#### Dataset records
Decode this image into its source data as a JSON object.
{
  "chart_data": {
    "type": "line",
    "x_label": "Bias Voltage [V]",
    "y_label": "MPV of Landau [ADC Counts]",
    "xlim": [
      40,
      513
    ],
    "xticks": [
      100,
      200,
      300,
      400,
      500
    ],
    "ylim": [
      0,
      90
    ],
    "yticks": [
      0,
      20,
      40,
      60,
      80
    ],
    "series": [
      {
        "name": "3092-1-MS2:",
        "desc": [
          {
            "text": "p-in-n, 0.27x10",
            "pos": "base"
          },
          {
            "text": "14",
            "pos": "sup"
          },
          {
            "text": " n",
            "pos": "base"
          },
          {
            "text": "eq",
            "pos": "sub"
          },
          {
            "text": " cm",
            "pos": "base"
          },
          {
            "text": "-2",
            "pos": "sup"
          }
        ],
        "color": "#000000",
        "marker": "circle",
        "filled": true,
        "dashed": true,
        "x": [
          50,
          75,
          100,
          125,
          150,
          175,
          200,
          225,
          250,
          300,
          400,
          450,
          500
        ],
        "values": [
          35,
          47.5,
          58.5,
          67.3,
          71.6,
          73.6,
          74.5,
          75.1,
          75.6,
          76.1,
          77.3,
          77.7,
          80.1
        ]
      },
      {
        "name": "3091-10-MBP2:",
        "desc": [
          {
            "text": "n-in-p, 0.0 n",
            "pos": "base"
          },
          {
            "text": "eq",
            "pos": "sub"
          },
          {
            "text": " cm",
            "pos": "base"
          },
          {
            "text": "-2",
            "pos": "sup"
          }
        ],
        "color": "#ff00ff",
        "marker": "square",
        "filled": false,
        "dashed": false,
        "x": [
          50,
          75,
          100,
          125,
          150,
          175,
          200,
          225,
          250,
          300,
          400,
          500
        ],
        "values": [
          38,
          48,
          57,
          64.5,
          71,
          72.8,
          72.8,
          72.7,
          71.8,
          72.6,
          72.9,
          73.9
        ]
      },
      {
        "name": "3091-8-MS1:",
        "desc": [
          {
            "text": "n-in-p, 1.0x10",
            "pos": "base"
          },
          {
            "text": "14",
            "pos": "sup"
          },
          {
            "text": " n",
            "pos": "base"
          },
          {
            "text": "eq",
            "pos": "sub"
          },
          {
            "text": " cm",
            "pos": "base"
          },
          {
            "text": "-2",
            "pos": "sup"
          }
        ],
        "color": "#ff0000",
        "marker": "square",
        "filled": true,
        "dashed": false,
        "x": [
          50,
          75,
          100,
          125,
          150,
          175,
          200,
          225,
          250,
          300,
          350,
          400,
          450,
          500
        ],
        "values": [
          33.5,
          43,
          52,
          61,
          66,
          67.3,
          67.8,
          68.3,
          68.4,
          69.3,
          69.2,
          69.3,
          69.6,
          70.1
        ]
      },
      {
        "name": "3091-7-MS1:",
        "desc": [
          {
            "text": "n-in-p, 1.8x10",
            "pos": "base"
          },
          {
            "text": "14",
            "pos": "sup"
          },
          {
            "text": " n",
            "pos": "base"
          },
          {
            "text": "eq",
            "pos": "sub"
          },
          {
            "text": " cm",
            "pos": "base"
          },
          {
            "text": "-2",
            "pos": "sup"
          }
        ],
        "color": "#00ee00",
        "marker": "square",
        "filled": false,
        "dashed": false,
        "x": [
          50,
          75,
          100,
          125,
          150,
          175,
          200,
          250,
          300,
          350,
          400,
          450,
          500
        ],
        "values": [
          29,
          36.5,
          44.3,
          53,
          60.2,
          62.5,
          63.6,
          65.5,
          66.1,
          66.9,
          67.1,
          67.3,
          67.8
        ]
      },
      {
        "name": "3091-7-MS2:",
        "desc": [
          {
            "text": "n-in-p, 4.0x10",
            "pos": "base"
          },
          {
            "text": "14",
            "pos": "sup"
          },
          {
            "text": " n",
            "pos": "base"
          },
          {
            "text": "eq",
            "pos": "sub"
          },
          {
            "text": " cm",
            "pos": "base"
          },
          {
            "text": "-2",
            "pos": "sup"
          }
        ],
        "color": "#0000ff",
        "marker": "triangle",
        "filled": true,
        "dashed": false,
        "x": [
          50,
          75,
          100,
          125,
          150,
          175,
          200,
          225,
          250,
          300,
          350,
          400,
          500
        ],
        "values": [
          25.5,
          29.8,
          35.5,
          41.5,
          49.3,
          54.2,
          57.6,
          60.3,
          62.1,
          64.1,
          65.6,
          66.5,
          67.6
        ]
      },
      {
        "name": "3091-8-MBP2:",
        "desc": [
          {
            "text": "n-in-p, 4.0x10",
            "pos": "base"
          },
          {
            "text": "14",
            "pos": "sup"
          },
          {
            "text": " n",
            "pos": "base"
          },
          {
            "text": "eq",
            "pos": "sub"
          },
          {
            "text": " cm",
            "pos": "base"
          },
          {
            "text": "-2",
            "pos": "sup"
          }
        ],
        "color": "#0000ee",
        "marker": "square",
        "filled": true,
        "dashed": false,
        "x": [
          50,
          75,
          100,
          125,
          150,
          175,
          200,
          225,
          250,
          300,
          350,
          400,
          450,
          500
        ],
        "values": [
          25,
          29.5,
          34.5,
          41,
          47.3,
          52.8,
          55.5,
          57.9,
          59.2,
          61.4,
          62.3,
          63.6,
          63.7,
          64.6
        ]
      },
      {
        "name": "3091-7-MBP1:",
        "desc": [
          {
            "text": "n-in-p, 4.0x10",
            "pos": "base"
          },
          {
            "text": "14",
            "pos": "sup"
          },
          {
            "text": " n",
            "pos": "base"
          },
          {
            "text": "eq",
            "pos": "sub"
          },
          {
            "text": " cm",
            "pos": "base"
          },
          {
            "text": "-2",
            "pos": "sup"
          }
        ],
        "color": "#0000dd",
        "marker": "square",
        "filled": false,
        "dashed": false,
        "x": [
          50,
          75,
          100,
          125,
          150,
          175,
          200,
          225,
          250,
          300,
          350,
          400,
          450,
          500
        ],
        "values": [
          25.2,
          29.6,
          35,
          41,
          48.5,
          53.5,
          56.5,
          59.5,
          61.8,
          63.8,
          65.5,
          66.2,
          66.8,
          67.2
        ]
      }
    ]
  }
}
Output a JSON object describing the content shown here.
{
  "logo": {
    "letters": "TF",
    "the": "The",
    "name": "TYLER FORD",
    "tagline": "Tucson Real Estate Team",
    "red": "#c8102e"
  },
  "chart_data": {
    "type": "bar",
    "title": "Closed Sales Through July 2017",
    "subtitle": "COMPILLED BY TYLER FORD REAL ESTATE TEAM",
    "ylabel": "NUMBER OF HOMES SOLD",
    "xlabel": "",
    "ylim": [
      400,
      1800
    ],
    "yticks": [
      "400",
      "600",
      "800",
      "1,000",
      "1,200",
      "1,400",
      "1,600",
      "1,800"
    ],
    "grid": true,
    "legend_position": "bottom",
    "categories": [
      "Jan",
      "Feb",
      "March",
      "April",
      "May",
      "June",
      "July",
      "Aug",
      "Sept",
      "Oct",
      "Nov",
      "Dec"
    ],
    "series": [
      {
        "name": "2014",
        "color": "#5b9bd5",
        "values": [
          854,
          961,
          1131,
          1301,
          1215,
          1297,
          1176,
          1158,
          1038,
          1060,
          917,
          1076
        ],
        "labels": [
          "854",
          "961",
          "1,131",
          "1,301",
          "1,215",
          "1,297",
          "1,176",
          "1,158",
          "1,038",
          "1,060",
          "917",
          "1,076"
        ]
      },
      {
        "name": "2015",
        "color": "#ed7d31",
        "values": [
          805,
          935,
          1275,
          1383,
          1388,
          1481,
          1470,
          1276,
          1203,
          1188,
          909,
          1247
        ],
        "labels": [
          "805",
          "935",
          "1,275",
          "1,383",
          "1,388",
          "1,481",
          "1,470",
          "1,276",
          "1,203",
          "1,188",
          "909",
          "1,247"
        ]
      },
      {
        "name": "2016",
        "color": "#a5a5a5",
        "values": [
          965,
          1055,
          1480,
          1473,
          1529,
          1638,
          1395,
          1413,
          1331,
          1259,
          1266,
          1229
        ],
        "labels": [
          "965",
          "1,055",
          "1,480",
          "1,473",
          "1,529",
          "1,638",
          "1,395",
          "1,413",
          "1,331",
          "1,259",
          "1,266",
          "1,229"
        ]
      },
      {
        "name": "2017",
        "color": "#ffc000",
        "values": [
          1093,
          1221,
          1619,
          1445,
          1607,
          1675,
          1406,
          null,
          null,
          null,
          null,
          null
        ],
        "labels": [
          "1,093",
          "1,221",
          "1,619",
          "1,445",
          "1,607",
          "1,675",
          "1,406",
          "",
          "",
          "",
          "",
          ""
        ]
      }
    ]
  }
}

#### Short problem
Look through the entries above; copy every line holding the string "FORD".

#### Response for this exercise
    "name": "TYLER FORD",
    "subtitle": "COMPILLED BY TYLER FORD REAL ESTATE TEAM",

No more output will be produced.